== Brano fornito ==
/---

All'alba la nostra spedizione di mosche bianche già vaga nei paraggi dell'umida costa del Golfo di Guinea, dopo una notte trascorsa per metà nello spartano aeroporto di Casablanca e per metà nel poco accogliente aereo della Royal Air Maroc.
Consumata la colazione sotto una magnifica palma del viaggiatore nel giardino dell'hotel Central di Lomè (collocato in una delle strade di terra rossa e sabbia vicine al mare), ci dirigiamo al mercato dei feticci vudù, nel quartiere di Akodessewa. La squallida location ci accoglie con un fetore nauseabondo e, come se non bastasse, su una bancarella riconosco subito con raccapriccio delle teste di cane imbalsamate. E non è ancora niente: sui banchetti e sulle stuoie per terra sono ammassati ossa e crani di ogni genere di animale, teste o intere carcasse mummificate di scimmie, gatti, pipistrelli, topi, coccodrilli, serpenti, camaleonti e uccelli di ogni specie, pelli di diverse dimensioni tese ad essiccare.
Tutte queste carogne rappresentano gli ingredienti con i quali i féticheurs predispongono i rituali vudù: a quanto pare, sbriciolando parti di animale sapientemente selezionate si ricava l'ingrediente base per miracolose tisane o unguenti da strofinare sul paziente. Secondo questa antichissima religione, ancora molto accreditata da queste parti, ogni infermità sia fisica sia morale può essere guarita in questo modo, basta saper scegliere bene quale animale triturare.

\---

== Estratto dati ==
/---

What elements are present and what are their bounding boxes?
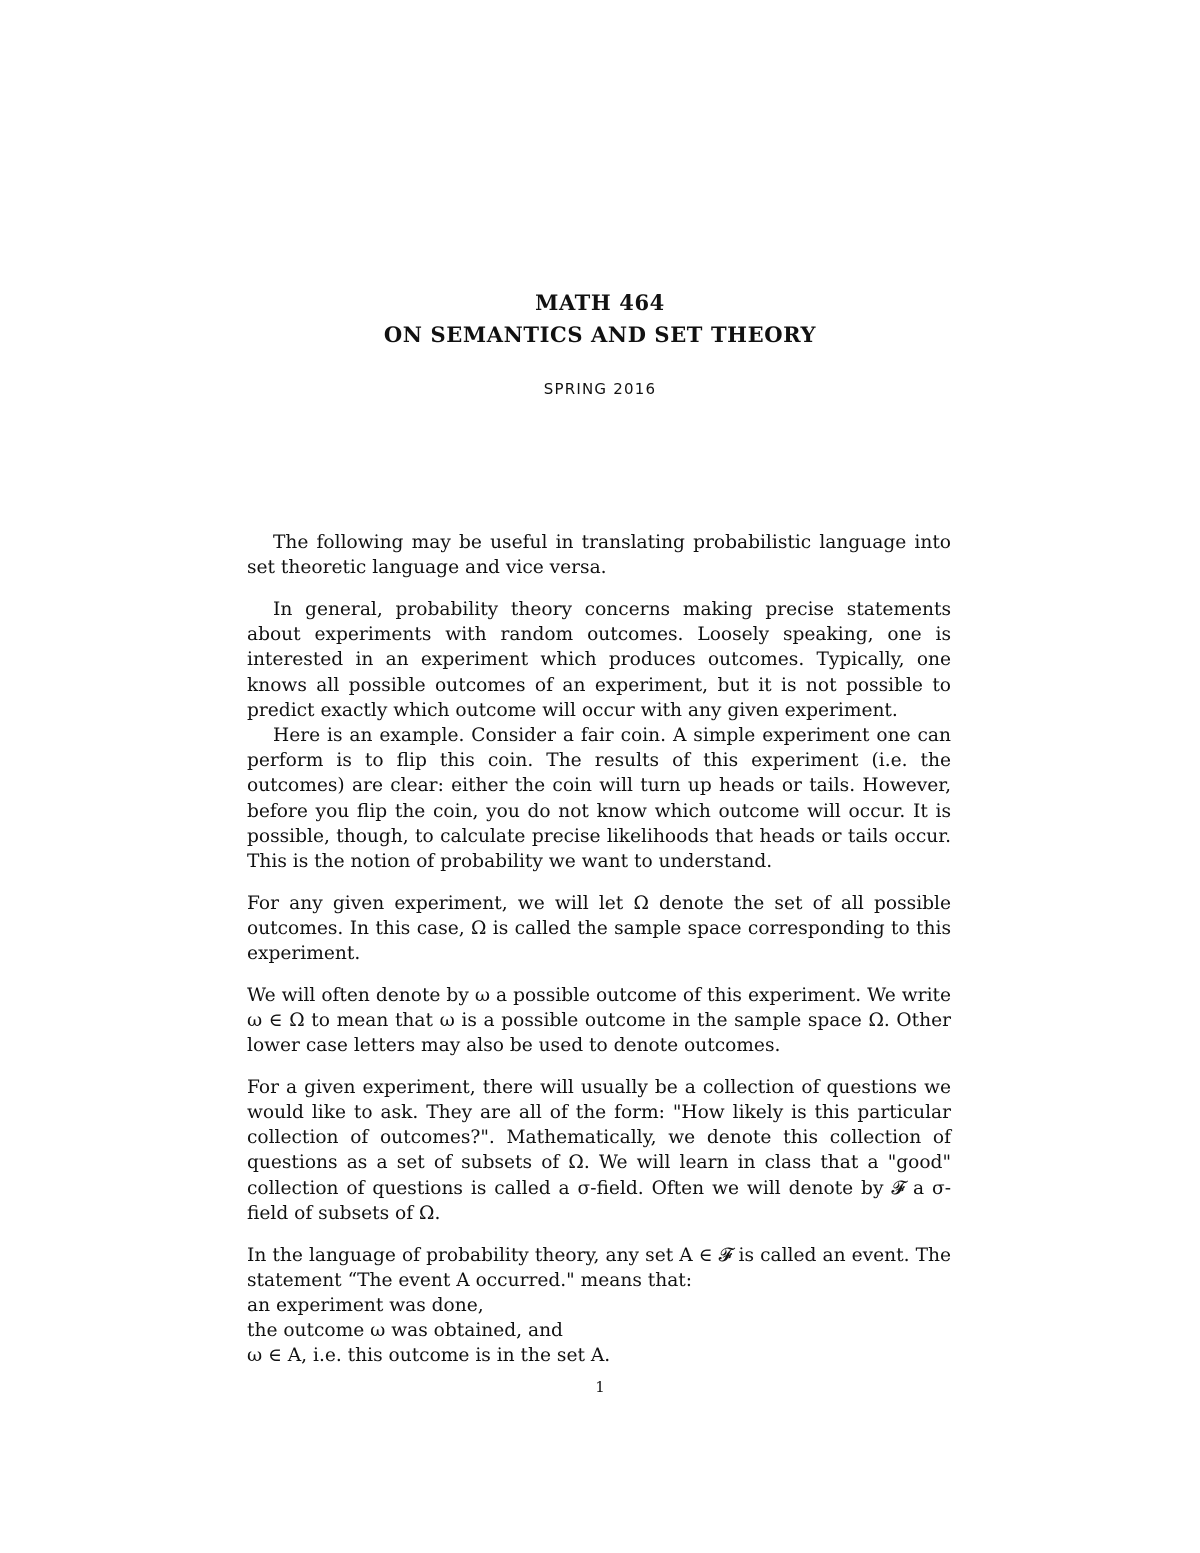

\---

== Cosa serve ==
Estrai il brano fornito sul mercato dei feticci vudù di Lomè e riportalo per intero, parola per parola.

== Risultato ==
All'alba la nostra spedizione di mosche bianche già vaga nei paraggi dell'umida costa del Golfo di Guinea, dopo una notte trascorsa per metà nello spartano aeroporto di Casablanca e per metà nel poco accogliente aereo della Royal Air Maroc.
Consumata la colazione sotto una magnifica palma del viaggiatore nel giardino dell'hotel Central di Lomè (collocato in una delle strade di terra rossa e sabbia vicine al mare), ci dirigiamo al mercato dei feticci vudù, nel quartiere di Akodessewa. La squallida location ci accoglie con un fetore nauseabondo e, come se non bastasse, su una bancarella riconosco subito con raccapriccio delle teste di cane imbalsamate. E non è ancora niente: sui banchetti e sulle stuoie per terra sono ammassati ossa e crani di ogni genere di animale, teste o intere carcasse mummificate di scimmie, gatti, pipistrelli, topi, coccodrilli, serpenti, camaleonti e uccelli di ogni specie, pelli di diverse dimensioni tese ad essiccare.
Tutte queste carogne rappresentano gli ingredienti con i quali i féticheurs predispongono i rituali vudù: a quanto pare, sbriciolando parti di animale sapientemente selezionate si ricava l'ingrediente base per miracolose tisane o unguenti da strofinare sul paziente. Secondo questa antichissima religione, ancora molto accreditata da queste parti, ogni infermità sia fisica sia morale può essere guarita in questo modo, basta saper scegliere bene quale animale triturare.